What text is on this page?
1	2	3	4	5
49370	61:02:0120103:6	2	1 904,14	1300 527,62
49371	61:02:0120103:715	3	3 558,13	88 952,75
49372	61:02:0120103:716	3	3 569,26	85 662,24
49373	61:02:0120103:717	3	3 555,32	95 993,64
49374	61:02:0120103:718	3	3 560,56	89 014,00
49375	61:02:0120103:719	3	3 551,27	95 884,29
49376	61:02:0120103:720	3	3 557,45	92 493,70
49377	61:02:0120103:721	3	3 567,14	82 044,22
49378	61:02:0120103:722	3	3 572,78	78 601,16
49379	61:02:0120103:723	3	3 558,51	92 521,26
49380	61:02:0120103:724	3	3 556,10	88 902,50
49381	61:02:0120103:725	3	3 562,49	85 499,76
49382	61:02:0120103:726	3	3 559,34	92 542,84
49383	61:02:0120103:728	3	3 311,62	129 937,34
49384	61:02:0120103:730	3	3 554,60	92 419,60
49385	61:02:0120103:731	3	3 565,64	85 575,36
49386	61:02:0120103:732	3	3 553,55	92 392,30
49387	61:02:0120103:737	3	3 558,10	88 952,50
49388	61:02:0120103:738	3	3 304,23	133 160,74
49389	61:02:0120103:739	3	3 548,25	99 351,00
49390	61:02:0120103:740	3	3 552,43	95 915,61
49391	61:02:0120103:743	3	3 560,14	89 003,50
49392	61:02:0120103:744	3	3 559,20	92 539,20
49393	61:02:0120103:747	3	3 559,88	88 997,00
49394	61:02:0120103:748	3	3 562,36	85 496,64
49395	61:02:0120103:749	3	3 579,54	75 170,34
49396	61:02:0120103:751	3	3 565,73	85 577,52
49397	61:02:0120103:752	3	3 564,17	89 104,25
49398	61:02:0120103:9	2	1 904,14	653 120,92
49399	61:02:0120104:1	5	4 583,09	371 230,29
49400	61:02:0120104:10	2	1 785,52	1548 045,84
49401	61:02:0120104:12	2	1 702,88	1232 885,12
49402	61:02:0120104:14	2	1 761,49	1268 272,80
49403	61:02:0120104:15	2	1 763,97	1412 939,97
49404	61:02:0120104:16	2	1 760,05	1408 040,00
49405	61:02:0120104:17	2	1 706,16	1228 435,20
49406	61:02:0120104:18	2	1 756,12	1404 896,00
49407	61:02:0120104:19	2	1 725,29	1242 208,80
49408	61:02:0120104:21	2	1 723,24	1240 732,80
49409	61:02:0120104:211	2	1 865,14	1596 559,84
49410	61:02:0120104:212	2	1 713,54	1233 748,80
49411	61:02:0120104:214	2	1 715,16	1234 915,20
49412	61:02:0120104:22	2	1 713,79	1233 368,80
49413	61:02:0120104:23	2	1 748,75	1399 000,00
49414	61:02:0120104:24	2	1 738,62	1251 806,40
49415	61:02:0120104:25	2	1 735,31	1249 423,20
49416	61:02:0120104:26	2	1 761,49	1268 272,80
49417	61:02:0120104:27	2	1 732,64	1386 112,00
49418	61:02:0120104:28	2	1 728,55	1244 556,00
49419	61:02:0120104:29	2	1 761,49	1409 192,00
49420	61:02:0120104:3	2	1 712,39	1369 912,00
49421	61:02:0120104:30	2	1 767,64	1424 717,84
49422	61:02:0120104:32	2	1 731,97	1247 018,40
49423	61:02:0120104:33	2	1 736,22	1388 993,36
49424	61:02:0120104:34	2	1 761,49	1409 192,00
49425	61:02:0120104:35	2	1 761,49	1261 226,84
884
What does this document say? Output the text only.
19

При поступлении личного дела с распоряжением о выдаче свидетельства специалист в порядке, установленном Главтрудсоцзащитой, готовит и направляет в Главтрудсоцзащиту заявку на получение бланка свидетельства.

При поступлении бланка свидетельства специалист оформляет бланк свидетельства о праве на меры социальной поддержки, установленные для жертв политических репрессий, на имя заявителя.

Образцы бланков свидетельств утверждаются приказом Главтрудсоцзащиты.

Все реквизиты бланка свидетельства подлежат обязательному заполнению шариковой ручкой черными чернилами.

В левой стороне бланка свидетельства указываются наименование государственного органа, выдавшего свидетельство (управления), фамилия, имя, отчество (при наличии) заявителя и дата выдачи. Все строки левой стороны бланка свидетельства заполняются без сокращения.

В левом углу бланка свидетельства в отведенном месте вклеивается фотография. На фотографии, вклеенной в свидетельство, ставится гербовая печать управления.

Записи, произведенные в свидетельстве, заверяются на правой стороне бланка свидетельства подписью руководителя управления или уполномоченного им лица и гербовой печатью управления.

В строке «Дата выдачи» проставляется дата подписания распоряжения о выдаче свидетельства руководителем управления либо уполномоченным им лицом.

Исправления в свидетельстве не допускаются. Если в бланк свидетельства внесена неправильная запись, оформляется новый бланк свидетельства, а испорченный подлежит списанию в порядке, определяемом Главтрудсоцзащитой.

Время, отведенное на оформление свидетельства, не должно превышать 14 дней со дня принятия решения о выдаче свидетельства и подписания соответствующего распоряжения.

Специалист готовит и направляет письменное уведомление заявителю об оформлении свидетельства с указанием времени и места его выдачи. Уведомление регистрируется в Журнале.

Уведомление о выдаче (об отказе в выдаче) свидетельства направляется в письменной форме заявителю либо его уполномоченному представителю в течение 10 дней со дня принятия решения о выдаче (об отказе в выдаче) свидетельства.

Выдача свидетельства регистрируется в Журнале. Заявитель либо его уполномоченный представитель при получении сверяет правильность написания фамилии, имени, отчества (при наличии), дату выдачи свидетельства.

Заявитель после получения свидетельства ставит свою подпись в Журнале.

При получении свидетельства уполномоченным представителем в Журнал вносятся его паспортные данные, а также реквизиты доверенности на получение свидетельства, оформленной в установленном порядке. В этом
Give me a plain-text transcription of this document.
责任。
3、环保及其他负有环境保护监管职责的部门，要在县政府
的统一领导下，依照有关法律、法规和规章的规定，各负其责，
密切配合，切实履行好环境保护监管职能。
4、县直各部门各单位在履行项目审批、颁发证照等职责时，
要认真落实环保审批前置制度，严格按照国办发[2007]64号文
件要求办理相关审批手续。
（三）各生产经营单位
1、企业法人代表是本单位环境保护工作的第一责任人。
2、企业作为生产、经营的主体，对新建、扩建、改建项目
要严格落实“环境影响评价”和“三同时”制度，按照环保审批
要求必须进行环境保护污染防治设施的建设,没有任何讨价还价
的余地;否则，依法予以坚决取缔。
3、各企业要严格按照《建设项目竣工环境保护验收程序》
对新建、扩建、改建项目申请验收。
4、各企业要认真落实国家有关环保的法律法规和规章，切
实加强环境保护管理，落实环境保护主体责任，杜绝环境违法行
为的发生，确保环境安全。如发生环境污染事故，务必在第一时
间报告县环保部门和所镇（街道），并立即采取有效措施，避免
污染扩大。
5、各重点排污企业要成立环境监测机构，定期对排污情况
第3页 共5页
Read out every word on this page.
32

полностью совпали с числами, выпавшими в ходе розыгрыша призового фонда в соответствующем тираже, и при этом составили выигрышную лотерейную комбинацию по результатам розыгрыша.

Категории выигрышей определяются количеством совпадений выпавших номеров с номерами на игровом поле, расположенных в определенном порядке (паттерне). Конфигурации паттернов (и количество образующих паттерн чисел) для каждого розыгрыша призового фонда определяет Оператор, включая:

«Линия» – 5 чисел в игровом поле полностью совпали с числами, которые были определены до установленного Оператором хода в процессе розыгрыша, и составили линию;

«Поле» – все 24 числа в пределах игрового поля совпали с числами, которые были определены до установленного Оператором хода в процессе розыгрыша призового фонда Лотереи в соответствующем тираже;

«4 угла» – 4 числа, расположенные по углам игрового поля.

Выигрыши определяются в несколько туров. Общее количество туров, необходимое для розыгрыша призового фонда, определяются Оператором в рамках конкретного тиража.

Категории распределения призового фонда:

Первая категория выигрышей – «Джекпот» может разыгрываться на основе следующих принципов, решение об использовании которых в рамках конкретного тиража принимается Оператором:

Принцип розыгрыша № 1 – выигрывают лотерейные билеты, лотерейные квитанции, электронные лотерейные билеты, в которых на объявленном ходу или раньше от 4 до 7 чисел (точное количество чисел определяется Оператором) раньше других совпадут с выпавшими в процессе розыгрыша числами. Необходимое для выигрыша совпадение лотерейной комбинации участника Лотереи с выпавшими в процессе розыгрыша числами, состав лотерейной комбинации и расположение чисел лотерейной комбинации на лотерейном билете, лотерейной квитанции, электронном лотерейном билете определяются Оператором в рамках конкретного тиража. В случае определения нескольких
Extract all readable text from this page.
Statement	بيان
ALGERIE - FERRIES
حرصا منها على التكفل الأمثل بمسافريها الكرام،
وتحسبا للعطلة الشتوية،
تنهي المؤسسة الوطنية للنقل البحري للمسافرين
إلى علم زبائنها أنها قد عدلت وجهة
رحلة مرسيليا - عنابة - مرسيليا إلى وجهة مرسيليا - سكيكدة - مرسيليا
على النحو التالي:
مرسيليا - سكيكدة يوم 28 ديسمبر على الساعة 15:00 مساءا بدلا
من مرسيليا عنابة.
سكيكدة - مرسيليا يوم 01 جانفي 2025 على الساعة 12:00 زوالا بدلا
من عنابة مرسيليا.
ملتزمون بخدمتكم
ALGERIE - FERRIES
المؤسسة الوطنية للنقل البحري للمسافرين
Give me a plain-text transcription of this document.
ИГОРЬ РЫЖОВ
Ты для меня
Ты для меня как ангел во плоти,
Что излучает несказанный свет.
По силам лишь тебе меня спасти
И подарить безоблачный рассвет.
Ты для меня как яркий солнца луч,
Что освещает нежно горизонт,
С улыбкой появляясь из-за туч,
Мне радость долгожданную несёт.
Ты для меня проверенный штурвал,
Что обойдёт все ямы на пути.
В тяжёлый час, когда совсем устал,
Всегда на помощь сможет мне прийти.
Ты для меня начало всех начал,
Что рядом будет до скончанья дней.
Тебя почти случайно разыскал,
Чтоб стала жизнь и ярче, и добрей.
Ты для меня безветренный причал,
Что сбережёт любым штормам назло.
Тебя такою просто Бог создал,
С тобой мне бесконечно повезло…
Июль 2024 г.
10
##########
__EXERCISE DIRECTIONS__
Locate all lines in the listing above with the word "получении" and copy them.

__SOLVED PROBLEM__
Выдача свидетельства регистрируется в Журнале. Заявитель либо его уполномоченный представитель при получении сверяет правильность написания фамилии, имени, отчества (при наличии), дату выдачи свидетельства.
При получении свидетельства уполномоченным представителем в Журнал вносятся его паспортные данные, а также реквизиты доверенности на получение свидетельства, оформленной в установленном порядке. В этом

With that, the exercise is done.